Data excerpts
• • • • • • •

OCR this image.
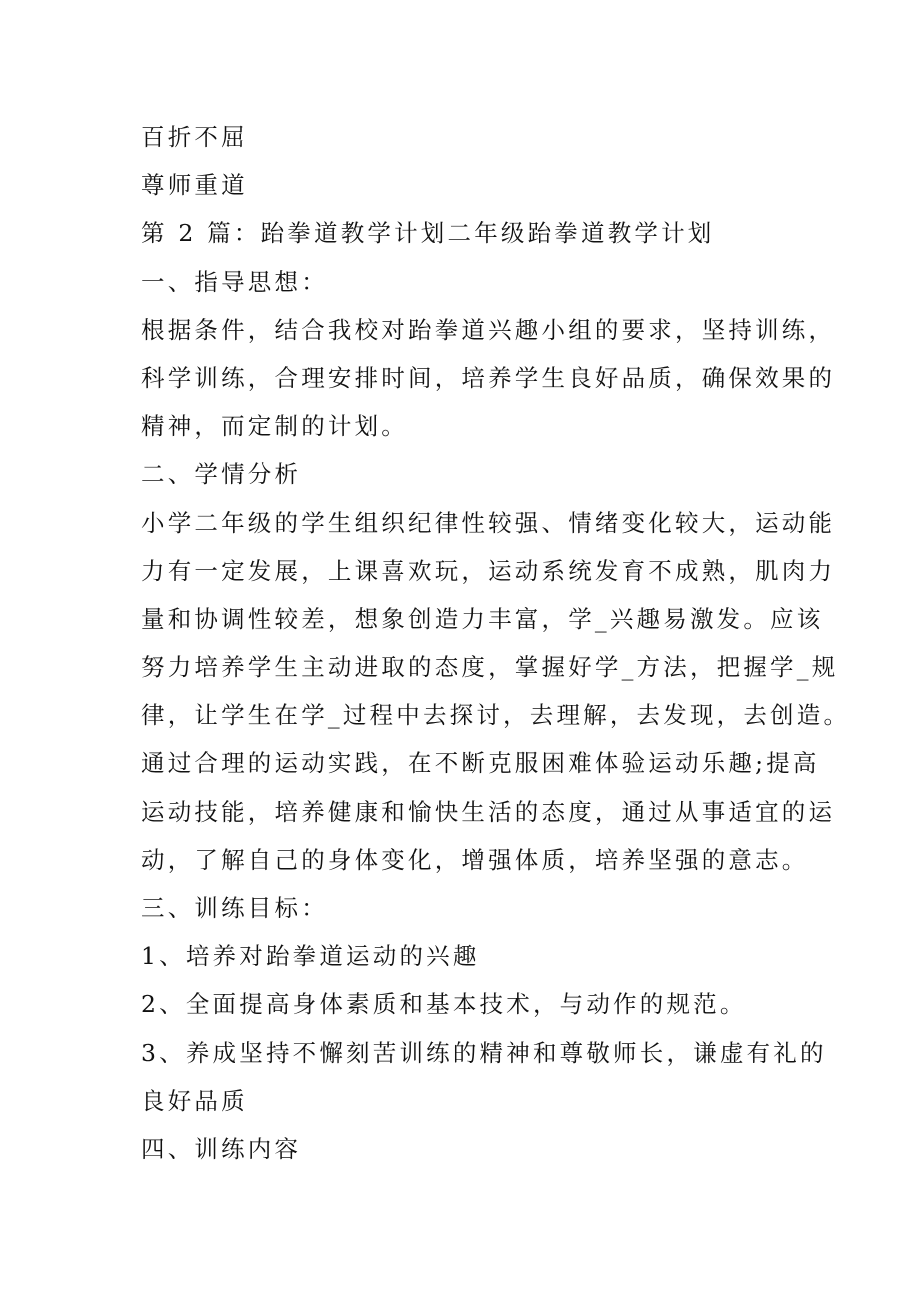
百折不屈

尊师重道

第 2 篇：跆拳道教学计划二年级跆拳道教学计划

一、指导思想：

根据条件，结合我校对跆拳道兴趣小组的要求，坚持训练，

科学训练，合理安排时间，培养学生良好品质，确保效果的

精神，而定制的计划。

二、学情分析

小学二年级的学生组织纪律性较强、情绪变化较大，运动能

力有一定发展，上课喜欢玩，运动系统发育不成熟，肌肉力

量和协调性较差，想象创造力丰富，学_兴趣易激发。应该

努力培养学生主动进取的态度，掌握好学_方法，把握学_规

律，让学生在学_过程中去探讨，去理解，去发现，去创造。

通过合理的运动实践，在不断克服困难体验运动乐趣;提高

运动技能，培养健康和愉快生活的态度，通过从事适宜的运

动，了解自己的身体变化，增强体质，培养坚强的意志。

三、训练目标：

1、培养对跆拳道运动的兴趣

2、全面提高身体素质和基本技术，与动作的规范。

3、养成坚持不懈刻苦训练的精神和尊敬师长，谦虚有礼的

良好品质

四、训练内容
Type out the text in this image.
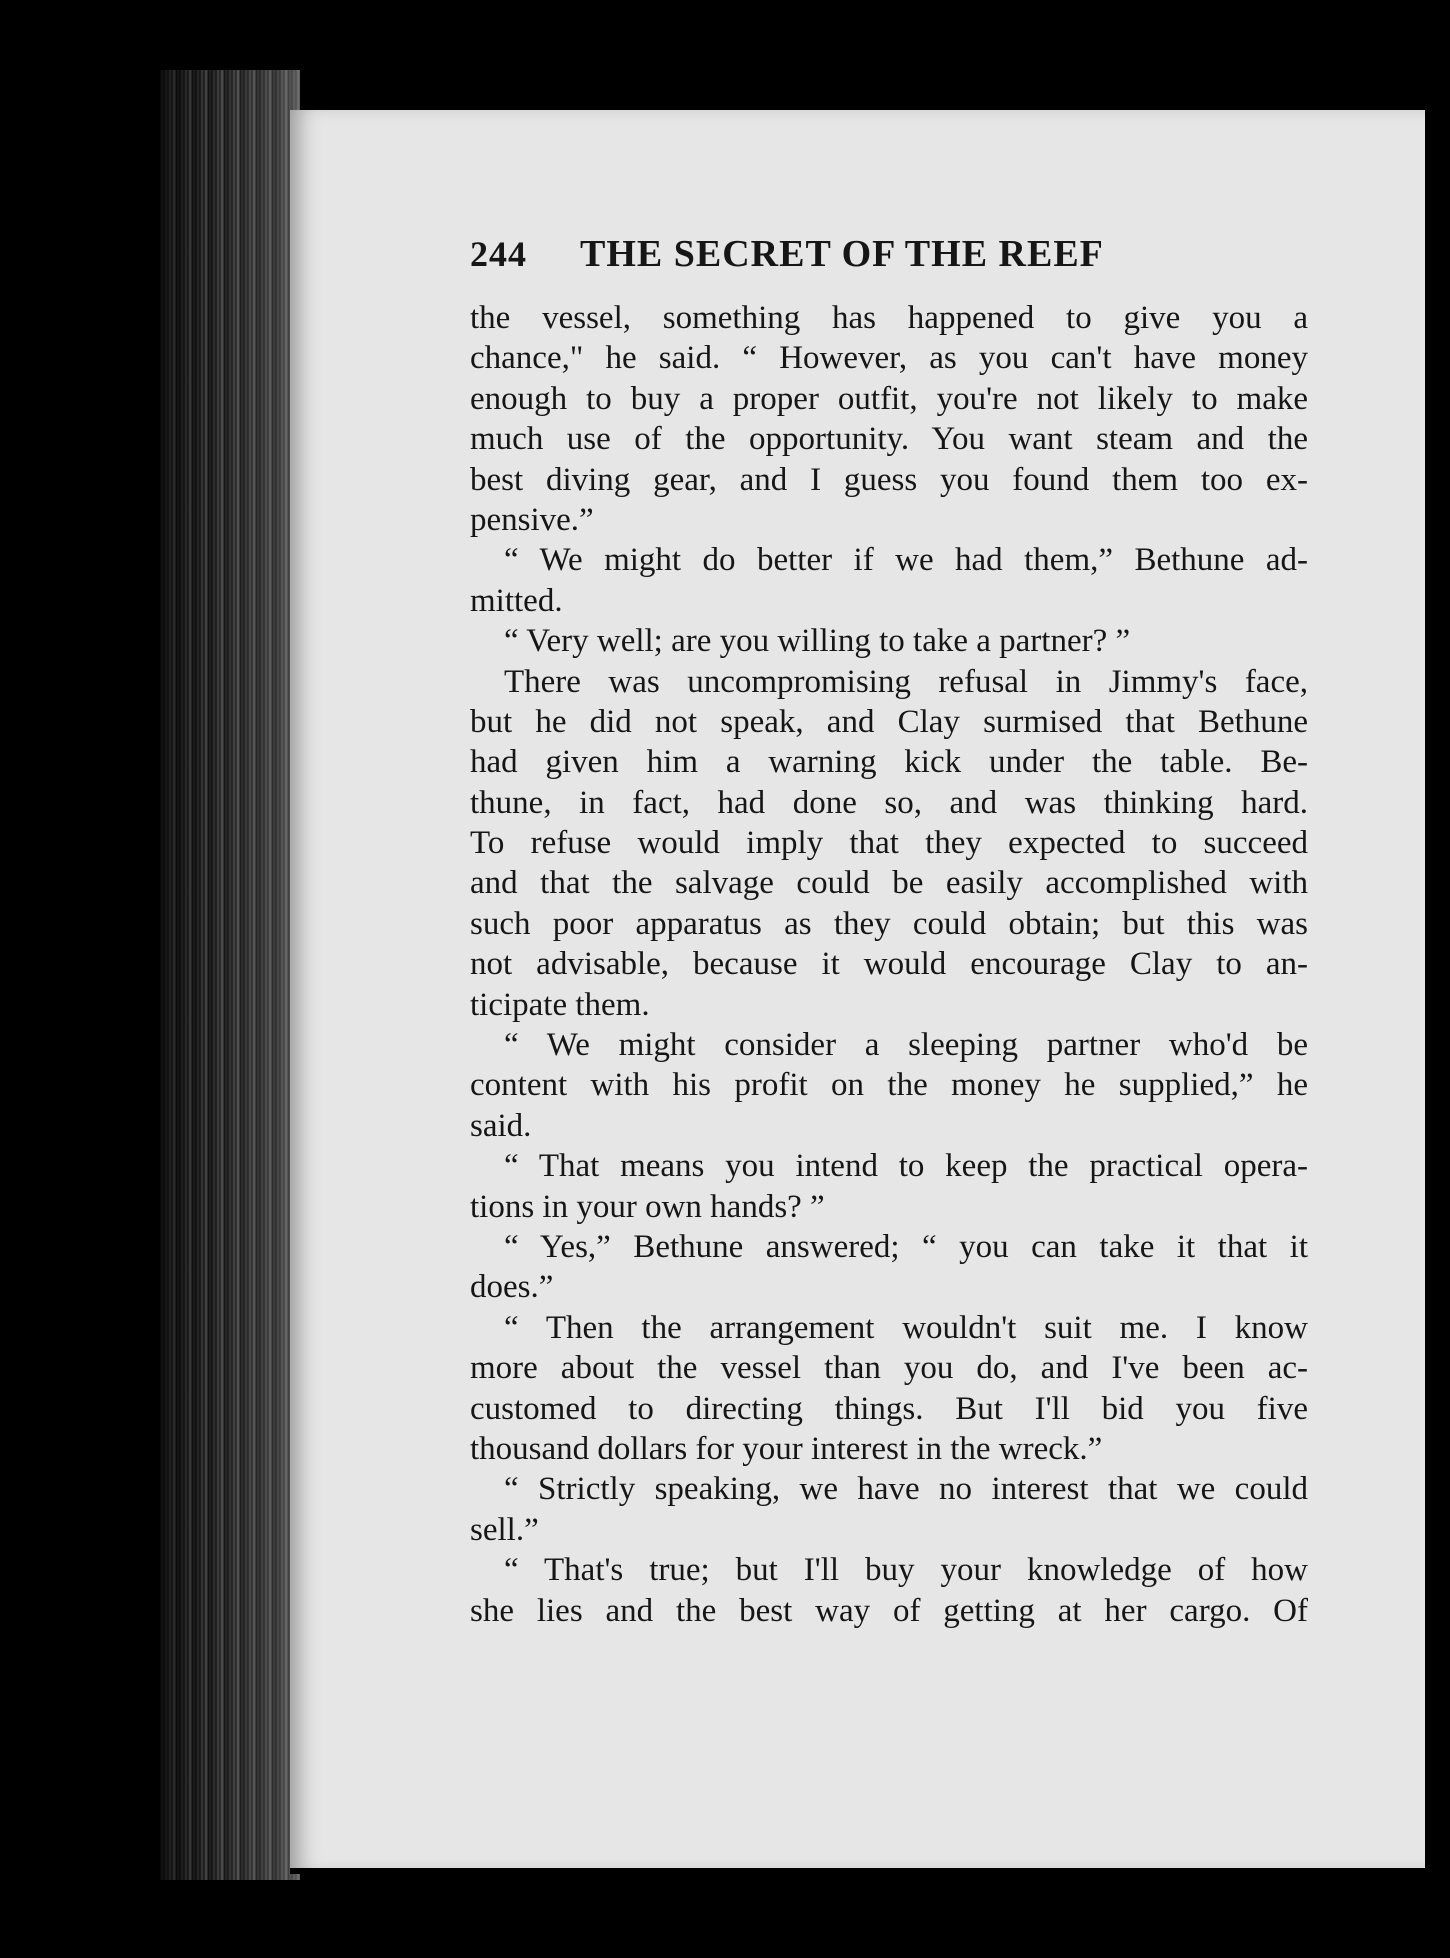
244	THE SECRET OF THE REEF
the vessel, something has happened to give you a
chance," he said. “ However, as you can't have money
enough to buy a proper outfit, you're not likely to make
much use of the opportunity. You want steam and the
best diving gear, and I guess you found them too ex-
pensive.”
“ We might do better if we had them,” Bethune ad-
mitted.
“ Very well; are you willing to take a partner? ”
There was uncompromising refusal in Jimmy's face,
but he did not speak, and Clay surmised that Bethune
had given him a warning kick under the table. Be-
thune, in fact, had done so, and was thinking hard.
To refuse would imply that they expected to succeed
and that the salvage could be easily accomplished with
such poor apparatus as they could obtain; but this was
not advisable, because it would encourage Clay to an-
ticipate them.
“ We might consider a sleeping partner who'd be
content with his profit on the money he supplied,” he
said.
“ That means you intend to keep the practical opera-
tions in your own hands? ”
“ Yes,” Bethune answered; “ you can take it that it
does.”
“ Then the arrangement wouldn't suit me. I know
more about the vessel than you do, and I've been ac-
customed to directing things. But I'll bid you five
thousand dollars for your interest in the wreck.”
“ Strictly speaking, we have no interest that we could
sell.”
“ That's true; but I'll buy your knowledge of how
she lies and the best way of getting at her cargo. Of
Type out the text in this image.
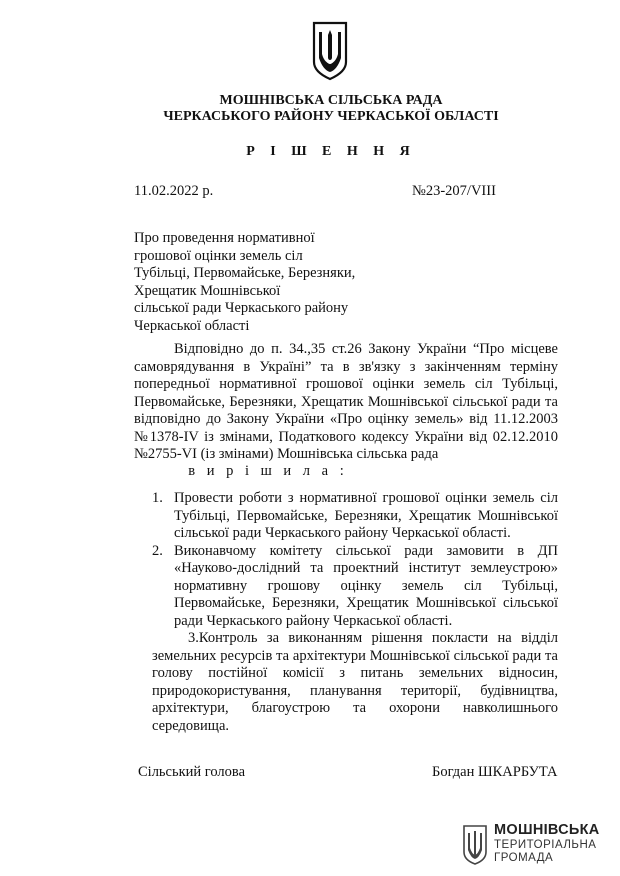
МОШНІВСЬКА СІЛЬСЬКА РАДА
ЧЕРКАСЬКОГО РАЙОНУ ЧЕРКАСЬКОЇ ОБЛАСТІ
Р І Ш Е Н Н Я
11.02.2022 р.	№23-207/VIII
Про проведення нормативної
грошової оцінки земель сіл
Тубільці, Первомайське, Березняки,
Хрещатик Мошнівської
сільської ради Черкаського району
Черкаської області
Відповідно до п. 34.,35 ст.26 Закону України “Про місцеве самоврядування в Україні” та в зв'язку з закінченням терміну попередньої нормативної грошової оцінки земель сіл Тубільці, Первомайське, Березняки, Хрещатик Мошнівської сільської ради та відповідно до Закону України «Про оцінку земель» від 11.12.2003 №1378-IV із змінами, Податкового кодексу України від 02.12.2010 №2755-VI (із змінами) Мошнівська сільська рада
в и р і ш и л а :
1. Провести роботи з нормативної грошової оцінки земель сіл Тубільці, Первомайське, Березняки, Хрещатик Мошнівської сільської ради Черкаського району Черкаської області.
2. Виконавчому комітету сільської ради замовити в ДП «Науково-дослідний та проектний інститут землеустрою» нормативну грошову оцінку земель сіл Тубільці, Первомайське, Березняки, Хрещатик Мошнівської сільської ради Черкаського району Черкаської області.
3.Контроль за виконанням рішення покласти на відділ земельних ресурсів та архітектури Мошнівської сільської ради та голову постійної комісії з питань земельних відносин, природокористування, планування території, будівництва, архітектури, благоустрою та охорони навколишнього середовища.
Сільський голова	Богдан ШКАРБУТА
МОШНІВСЬКА
ТЕРИТОРІАЛЬНА
ГРОМАДА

• • • • • • •

→ **Requirement**
Say how many lines of the listing above contain "Clay", with no other words.

→ **Expected output**
2